STORED RECORDS
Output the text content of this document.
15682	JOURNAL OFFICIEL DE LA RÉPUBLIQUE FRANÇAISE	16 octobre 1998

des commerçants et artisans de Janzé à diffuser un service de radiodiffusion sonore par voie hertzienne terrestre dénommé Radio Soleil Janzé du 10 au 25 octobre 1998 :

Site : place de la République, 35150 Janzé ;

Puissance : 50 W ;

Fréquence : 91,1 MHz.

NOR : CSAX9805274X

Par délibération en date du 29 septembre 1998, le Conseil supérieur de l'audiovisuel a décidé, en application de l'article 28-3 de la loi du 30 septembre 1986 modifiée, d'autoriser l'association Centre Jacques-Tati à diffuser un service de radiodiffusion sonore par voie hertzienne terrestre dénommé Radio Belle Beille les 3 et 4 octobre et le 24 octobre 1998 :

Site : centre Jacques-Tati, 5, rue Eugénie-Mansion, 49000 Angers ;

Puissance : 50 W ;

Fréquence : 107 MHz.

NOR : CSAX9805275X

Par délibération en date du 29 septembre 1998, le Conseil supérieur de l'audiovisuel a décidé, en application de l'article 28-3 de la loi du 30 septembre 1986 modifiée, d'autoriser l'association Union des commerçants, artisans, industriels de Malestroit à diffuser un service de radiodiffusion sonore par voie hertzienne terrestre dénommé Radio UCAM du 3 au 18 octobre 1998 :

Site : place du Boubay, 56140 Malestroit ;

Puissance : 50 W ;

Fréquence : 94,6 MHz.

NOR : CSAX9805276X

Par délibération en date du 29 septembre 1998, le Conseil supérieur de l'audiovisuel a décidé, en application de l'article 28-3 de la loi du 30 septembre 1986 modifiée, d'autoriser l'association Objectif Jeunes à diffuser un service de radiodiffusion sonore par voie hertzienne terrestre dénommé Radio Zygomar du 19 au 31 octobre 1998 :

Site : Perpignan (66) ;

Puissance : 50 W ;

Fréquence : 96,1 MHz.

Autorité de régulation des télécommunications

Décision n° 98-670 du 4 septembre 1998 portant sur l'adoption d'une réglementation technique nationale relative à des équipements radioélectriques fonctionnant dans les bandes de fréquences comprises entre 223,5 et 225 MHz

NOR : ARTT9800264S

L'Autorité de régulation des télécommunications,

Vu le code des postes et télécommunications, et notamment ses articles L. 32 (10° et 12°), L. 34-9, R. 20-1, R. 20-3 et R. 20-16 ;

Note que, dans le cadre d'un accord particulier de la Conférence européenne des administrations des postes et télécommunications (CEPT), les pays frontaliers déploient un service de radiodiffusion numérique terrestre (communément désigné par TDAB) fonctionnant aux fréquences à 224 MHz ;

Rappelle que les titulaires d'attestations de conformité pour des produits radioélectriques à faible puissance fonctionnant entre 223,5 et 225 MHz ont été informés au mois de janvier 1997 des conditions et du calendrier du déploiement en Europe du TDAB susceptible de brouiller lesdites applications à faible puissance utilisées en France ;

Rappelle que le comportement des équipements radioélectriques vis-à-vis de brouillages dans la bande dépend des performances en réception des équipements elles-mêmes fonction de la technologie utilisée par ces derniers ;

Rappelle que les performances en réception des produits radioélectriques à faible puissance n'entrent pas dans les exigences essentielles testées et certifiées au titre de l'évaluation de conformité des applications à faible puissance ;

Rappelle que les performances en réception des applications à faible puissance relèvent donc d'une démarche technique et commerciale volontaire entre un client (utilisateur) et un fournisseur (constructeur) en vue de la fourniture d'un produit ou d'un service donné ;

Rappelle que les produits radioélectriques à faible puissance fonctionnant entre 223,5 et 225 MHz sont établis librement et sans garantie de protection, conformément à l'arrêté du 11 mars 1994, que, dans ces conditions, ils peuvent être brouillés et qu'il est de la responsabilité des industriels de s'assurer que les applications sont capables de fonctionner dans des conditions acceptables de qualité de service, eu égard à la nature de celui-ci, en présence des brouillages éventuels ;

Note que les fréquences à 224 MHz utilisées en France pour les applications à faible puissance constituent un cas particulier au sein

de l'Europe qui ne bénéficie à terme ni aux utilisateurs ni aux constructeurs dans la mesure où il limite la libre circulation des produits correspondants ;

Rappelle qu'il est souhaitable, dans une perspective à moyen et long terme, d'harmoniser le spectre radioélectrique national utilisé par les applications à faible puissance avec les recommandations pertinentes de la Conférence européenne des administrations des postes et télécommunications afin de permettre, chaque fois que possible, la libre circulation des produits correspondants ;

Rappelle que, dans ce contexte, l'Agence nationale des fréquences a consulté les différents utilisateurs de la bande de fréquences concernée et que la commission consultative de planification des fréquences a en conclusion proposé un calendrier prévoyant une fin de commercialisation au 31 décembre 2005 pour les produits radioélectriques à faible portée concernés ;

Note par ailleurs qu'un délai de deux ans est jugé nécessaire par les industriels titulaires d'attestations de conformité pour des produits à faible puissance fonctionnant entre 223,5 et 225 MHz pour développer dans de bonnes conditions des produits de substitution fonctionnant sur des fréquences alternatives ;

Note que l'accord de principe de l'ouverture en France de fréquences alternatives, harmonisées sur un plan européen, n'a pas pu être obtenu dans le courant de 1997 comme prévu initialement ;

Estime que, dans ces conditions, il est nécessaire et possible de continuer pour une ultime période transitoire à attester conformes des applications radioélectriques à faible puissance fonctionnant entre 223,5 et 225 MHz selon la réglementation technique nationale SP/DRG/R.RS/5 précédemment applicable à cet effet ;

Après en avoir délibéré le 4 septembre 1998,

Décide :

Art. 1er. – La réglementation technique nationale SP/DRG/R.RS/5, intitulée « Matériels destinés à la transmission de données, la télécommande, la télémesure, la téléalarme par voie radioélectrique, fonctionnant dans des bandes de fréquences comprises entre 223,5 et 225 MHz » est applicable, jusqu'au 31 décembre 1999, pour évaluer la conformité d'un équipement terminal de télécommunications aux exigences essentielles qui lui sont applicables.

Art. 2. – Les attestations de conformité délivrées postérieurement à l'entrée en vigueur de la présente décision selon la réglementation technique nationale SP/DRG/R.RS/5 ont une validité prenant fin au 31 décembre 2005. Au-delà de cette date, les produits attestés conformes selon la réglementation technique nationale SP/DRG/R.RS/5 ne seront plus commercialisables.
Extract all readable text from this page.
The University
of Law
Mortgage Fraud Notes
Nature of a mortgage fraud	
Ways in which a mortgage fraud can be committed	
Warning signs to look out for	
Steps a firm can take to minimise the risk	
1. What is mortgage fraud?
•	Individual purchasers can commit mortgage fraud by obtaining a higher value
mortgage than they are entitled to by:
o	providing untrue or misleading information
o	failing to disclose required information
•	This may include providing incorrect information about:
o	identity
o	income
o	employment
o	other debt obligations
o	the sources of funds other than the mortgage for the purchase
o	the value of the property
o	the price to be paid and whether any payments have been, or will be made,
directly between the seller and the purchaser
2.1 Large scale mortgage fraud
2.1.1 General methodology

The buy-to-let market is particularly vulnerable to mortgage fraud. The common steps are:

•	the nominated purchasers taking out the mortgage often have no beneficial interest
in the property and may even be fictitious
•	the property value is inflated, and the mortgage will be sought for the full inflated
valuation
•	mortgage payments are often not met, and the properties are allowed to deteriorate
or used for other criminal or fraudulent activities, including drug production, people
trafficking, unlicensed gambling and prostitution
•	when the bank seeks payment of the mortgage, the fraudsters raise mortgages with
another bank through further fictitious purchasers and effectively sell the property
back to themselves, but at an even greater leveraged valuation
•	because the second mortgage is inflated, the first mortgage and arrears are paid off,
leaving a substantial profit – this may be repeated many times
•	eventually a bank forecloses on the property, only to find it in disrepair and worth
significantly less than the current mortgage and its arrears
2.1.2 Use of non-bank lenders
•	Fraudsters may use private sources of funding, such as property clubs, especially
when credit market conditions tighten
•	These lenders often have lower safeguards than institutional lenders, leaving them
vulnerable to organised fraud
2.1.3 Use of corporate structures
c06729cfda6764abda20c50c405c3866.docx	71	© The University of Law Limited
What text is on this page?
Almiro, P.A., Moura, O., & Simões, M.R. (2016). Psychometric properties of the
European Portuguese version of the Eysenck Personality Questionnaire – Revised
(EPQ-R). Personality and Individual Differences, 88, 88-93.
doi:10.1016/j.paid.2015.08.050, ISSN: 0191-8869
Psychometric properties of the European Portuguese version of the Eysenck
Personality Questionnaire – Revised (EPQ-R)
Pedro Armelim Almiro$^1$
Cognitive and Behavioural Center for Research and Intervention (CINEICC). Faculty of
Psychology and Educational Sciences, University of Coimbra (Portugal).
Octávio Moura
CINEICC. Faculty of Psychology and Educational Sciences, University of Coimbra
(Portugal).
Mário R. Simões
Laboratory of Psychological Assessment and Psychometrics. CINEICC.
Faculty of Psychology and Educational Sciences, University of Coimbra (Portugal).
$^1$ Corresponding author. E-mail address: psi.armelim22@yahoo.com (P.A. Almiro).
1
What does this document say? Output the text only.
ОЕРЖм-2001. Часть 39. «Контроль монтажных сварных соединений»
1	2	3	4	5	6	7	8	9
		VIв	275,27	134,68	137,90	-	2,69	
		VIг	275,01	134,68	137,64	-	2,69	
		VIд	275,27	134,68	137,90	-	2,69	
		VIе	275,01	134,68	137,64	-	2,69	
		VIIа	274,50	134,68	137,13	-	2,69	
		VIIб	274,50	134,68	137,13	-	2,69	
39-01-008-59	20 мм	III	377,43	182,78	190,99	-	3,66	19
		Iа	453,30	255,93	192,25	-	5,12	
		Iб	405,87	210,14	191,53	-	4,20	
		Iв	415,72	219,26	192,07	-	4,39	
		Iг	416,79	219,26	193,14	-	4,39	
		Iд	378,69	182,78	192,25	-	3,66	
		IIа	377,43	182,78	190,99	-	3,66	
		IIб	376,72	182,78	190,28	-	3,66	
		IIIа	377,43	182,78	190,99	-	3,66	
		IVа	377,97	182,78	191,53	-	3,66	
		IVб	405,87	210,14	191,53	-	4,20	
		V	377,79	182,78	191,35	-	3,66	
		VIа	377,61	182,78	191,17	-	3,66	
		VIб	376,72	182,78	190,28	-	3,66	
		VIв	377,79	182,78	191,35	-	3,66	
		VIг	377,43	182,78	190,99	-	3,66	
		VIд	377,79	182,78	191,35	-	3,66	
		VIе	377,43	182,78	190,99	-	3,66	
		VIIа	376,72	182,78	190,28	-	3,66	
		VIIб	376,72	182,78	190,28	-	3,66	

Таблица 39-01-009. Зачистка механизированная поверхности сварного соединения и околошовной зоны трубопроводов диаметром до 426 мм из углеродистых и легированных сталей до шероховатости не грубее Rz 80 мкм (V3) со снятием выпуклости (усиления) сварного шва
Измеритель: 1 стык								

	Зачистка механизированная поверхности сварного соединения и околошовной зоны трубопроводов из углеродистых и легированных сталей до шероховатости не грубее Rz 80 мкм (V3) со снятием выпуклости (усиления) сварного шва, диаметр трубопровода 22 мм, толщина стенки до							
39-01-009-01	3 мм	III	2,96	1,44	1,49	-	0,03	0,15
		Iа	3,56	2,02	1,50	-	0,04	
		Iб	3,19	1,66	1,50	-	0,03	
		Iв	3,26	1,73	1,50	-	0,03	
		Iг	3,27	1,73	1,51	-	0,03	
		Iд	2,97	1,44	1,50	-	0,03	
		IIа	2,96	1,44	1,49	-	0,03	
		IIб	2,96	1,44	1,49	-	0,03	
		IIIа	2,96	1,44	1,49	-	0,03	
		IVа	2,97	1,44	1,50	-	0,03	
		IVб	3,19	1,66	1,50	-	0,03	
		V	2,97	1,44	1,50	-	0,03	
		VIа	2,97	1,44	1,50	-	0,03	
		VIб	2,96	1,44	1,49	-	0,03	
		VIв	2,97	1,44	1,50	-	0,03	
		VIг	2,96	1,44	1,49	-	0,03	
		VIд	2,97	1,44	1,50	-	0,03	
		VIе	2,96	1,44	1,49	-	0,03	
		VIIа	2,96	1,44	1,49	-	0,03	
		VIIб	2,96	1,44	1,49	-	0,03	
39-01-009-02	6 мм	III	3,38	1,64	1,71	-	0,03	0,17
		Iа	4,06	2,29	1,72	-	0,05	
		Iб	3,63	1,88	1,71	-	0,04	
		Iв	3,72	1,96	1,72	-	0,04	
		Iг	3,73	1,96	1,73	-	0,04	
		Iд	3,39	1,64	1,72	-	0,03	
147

STATED EXERCISE
Wherever "terme" shows up in a line, copy that line.

EXPECTED ANSWER
de l'Europe qui ne bénéficie à terme ni aux utilisateurs ni aux constructeurs dans la mesure où il limite la libre circulation des produits correspondants ;
Rappelle qu'il est souhaitable, dans une perspective à moyen et long terme, d'harmoniser le spectre radioélectrique national utilisé par les applications à faible puissance avec les recommandations pertinentes de la Conférence européenne des administrations des postes et télécommunications afin de permettre, chaque fois que possible, la libre circulation des produits correspondants ;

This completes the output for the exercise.